Exercise details | Copy every line of the data below character for character, changing nothing.

Given data |
◇ ◇ ◇

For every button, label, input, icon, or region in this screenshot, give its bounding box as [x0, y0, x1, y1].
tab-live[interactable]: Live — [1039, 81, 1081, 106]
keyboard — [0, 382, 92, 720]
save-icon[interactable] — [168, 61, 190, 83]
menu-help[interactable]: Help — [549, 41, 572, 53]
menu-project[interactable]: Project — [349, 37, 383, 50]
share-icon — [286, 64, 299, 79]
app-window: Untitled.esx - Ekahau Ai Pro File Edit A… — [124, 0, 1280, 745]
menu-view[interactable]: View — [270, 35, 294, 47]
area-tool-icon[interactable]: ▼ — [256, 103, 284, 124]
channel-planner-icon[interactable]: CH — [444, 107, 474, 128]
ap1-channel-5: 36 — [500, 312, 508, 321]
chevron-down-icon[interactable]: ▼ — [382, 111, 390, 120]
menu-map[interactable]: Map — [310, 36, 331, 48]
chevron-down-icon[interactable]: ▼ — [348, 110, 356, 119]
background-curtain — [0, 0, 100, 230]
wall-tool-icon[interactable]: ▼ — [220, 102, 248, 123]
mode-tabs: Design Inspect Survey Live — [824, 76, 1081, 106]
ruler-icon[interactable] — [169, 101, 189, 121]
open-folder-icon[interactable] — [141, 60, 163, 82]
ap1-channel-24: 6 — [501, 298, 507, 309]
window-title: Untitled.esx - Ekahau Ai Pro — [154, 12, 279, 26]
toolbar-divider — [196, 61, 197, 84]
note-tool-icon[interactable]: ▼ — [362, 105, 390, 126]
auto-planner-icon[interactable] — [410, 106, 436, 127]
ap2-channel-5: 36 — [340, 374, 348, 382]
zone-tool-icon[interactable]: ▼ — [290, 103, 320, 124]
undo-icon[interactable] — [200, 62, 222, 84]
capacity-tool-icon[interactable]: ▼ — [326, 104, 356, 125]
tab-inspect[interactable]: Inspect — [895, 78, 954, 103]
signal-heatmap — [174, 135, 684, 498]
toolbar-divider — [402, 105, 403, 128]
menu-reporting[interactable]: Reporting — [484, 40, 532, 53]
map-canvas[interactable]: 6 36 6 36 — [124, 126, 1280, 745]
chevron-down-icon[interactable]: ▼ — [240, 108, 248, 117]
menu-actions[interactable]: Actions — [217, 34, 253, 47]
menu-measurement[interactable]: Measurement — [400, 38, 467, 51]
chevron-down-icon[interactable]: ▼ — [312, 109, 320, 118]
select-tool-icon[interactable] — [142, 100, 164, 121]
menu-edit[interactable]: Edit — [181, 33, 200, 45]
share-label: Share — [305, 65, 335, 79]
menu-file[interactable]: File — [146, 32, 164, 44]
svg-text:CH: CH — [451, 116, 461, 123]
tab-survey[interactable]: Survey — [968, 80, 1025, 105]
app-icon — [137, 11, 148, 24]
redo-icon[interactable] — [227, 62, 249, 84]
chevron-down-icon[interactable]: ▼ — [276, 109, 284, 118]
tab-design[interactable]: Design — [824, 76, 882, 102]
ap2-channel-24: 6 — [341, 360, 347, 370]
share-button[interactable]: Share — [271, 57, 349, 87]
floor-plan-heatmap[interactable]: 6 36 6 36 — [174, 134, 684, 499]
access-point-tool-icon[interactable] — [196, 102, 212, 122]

◇ ◇ ◇

Written reply |
For every button, label, input, icon, or region in this screenshot, give its bounding box as [x0, y0, x1, y1].
tab-live[interactable]: Live — [1039, 81, 1081, 106]
keyboard — [0, 382, 92, 720]
save-icon[interactable] — [168, 61, 190, 83]
menu-help[interactable]: Help — [549, 41, 572, 53]
menu-project[interactable]: Project — [349, 37, 383, 50]
share-icon — [286, 64, 299, 79]
app-window: Untitled.esx - Ekahau Ai Pro File Edit A… — [124, 0, 1280, 745]
menu-view[interactable]: View — [270, 35, 294, 47]
area-tool-icon[interactable]: ▼ — [256, 103, 284, 124]
channel-planner-icon[interactable]: CH — [444, 107, 474, 128]
ap1-channel-5: 36 — [500, 312, 508, 321]
chevron-down-icon[interactable]: ▼ — [382, 111, 390, 120]
menu-map[interactable]: Map — [310, 36, 331, 48]
chevron-down-icon[interactable]: ▼ — [348, 110, 356, 119]
background-curtain — [0, 0, 100, 230]
wall-tool-icon[interactable]: ▼ — [220, 102, 248, 123]
mode-tabs: Design Inspect Survey Live — [824, 76, 1081, 106]
ruler-icon[interactable] — [169, 101, 189, 121]
open-folder-icon[interactable] — [141, 60, 163, 82]
ap1-channel-24: 6 — [501, 298, 507, 309]
window-title: Untitled.esx - Ekahau Ai Pro — [154, 12, 279, 26]
toolbar-divider — [196, 61, 197, 84]
note-tool-icon[interactable]: ▼ — [362, 105, 390, 126]
auto-planner-icon[interactable] — [410, 106, 436, 127]
ap2-channel-5: 36 — [340, 374, 348, 382]
zone-tool-icon[interactable]: ▼ — [290, 103, 320, 124]
undo-icon[interactable] — [200, 62, 222, 84]
capacity-tool-icon[interactable]: ▼ — [326, 104, 356, 125]
tab-inspect[interactable]: Inspect — [895, 78, 954, 103]
signal-heatmap — [174, 135, 684, 498]
toolbar-divider — [402, 105, 403, 128]
menu-reporting[interactable]: Reporting — [484, 40, 532, 53]
map-canvas[interactable]: 6 36 6 36 — [124, 126, 1280, 745]
chevron-down-icon[interactable]: ▼ — [240, 108, 248, 117]
menu-actions[interactable]: Actions — [217, 34, 253, 47]
menu-measurement[interactable]: Measurement — [400, 38, 467, 51]
chevron-down-icon[interactable]: ▼ — [312, 109, 320, 118]
select-tool-icon[interactable] — [142, 100, 164, 121]
menu-edit[interactable]: Edit — [181, 33, 200, 45]
share-label: Share — [305, 65, 335, 79]
menu-file[interactable]: File — [146, 32, 164, 44]
svg-text:CH: CH — [451, 116, 461, 123]
tab-survey[interactable]: Survey — [968, 80, 1025, 105]
app-icon — [137, 11, 148, 24]
redo-icon[interactable] — [227, 62, 249, 84]
chevron-down-icon[interactable]: ▼ — [276, 109, 284, 118]
tab-design[interactable]: Design — [824, 76, 882, 102]
ap2-channel-24: 6 — [341, 360, 347, 370]
share-button[interactable]: Share — [271, 57, 349, 87]
floor-plan-heatmap[interactable]: 6 36 6 36 — [174, 134, 684, 499]
access-point-tool-icon[interactable] — [196, 102, 212, 122]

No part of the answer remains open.